DIRECTION: Each entry below is to be extracted exactly.

PROVIDED DATA:
------------------------

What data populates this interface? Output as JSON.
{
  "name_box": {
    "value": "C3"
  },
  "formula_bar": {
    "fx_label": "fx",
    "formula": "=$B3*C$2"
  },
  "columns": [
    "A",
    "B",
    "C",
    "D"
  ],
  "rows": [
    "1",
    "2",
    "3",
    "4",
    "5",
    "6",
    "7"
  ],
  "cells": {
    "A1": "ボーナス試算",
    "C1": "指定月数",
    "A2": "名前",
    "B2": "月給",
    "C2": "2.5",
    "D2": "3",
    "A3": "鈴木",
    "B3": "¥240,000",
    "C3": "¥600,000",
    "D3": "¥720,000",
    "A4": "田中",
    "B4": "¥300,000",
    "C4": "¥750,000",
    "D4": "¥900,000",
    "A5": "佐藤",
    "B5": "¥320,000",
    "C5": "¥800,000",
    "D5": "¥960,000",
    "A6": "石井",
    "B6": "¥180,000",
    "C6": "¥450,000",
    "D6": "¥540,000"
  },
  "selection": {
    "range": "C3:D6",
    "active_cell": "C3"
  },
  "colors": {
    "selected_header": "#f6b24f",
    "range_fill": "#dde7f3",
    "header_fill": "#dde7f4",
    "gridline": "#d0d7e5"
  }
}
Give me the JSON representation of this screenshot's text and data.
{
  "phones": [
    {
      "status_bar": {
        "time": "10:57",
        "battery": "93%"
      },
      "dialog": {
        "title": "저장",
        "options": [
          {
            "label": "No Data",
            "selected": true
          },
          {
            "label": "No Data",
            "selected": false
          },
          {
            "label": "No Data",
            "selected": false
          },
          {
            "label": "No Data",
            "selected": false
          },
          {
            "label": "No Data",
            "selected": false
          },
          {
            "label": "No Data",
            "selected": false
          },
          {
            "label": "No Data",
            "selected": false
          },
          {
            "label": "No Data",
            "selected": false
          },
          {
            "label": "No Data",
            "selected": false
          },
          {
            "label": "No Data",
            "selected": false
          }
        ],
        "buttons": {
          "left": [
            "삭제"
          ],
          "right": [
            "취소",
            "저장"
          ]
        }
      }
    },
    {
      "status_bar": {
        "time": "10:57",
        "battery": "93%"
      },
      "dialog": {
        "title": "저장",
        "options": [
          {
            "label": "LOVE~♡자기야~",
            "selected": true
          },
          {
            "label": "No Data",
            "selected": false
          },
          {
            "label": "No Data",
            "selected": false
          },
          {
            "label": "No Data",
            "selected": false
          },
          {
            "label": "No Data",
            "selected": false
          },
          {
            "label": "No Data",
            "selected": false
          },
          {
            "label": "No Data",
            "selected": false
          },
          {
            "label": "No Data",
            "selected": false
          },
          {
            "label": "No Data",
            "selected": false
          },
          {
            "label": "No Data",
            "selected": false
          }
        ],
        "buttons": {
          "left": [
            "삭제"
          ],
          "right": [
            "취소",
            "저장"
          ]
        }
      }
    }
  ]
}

------------------------

WRITTEN REPLY:
What data populates this interface? Output as JSON.
{
  "name_box": {
    "value": "C3"
  },
  "formula_bar": {
    "fx_label": "fx",
    "formula": "=$B3*C$2"
  },
  "columns": [
    "A",
    "B",
    "C",
    "D"
  ],
  "rows": [
    "1",
    "2",
    "3",
    "4",
    "5",
    "6",
    "7"
  ],
  "cells": {
    "A1": "ボーナス試算",
    "C1": "指定月数",
    "A2": "名前",
    "B2": "月給",
    "C2": "2.5",
    "D2": "3",
    "A3": "鈴木",
    "B3": "¥240,000",
    "C3": "¥600,000",
    "D3": "¥720,000",
    "A4": "田中",
    "B4": "¥300,000",
    "C4": "¥750,000",
    "D4": "¥900,000",
    "A5": "佐藤",
    "B5": "¥320,000",
    "C5": "¥800,000",
    "D5": "¥960,000",
    "A6": "石井",
    "B6": "¥180,000",
    "C6": "¥450,000",
    "D6": "¥540,000"
  },
  "selection": {
    "range": "C3:D6",
    "active_cell": "C3"
  },
  "colors": {
    "selected_header": "#f6b24f",
    "range_fill": "#dde7f3",
    "header_fill": "#dde7f4",
    "gridline": "#d0d7e5"
  }
}
Give me the JSON representation of this screenshot's text and data.
{
  "phones": [
    {
      "status_bar": {
        "time": "10:57",
        "battery": "93%"
      },
      "dialog": {
        "title": "저장",
        "options": [
          {
            "label": "No Data",
            "selected": true
          },
          {
            "label": "No Data",
            "selected": false
          },
          {
            "label": "No Data",
            "selected": false
          },
          {
            "label": "No Data",
            "selected": false
          },
          {
            "label": "No Data",
            "selected": false
          },
          {
            "label": "No Data",
            "selected": false
          },
          {
            "label": "No Data",
            "selected": false
          },
          {
            "label": "No Data",
            "selected": false
          },
          {
            "label": "No Data",
            "selected": false
          },
          {
            "label": "No Data",
            "selected": false
          }
        ],
        "buttons": {
          "left": [
            "삭제"
          ],
          "right": [
            "취소",
            "저장"
          ]
        }
      }
    },
    {
      "status_bar": {
        "time": "10:57",
        "battery": "93%"
      },
      "dialog": {
        "title": "저장",
        "options": [
          {
            "label": "LOVE~♡자기야~",
            "selected": true
          },
          {
            "label": "No Data",
            "selected": false
          },
          {
            "label": "No Data",
            "selected": false
          },
          {
            "label": "No Data",
            "selected": false
          },
          {
            "label": "No Data",
            "selected": false
          },
          {
            "label": "No Data",
            "selected": false
          },
          {
            "label": "No Data",
            "selected": false
          },
          {
            "label": "No Data",
            "selected": false
          },
          {
            "label": "No Data",
            "selected": false
          },
          {
            "label": "No Data",
            "selected": false
          }
        ],
        "buttons": {
          "left": [
            "삭제"
          ],
          "right": [
            "취소",
            "저장"
          ]
        }
      }
    }
  ]
}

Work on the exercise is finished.